***** Available data

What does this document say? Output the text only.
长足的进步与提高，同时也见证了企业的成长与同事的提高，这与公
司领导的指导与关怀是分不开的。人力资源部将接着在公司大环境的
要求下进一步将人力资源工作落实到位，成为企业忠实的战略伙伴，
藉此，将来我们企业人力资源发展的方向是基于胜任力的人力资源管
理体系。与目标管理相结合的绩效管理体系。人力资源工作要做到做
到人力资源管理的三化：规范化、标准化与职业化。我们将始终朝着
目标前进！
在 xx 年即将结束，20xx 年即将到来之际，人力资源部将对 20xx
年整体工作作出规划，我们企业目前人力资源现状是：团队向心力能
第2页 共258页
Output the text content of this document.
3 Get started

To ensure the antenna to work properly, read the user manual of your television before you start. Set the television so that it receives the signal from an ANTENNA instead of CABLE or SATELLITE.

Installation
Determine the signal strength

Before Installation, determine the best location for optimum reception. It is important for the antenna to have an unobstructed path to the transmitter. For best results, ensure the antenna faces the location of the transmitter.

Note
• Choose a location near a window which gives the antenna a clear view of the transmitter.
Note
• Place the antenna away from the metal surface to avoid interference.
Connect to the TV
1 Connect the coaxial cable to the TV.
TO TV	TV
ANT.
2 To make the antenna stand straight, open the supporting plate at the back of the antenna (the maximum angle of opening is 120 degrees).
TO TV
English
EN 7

**********

Directions for this task
Return all the lines that contain the string "Connect".

The output
Connect to the TV
1 Connect the coaxial cable to the TV.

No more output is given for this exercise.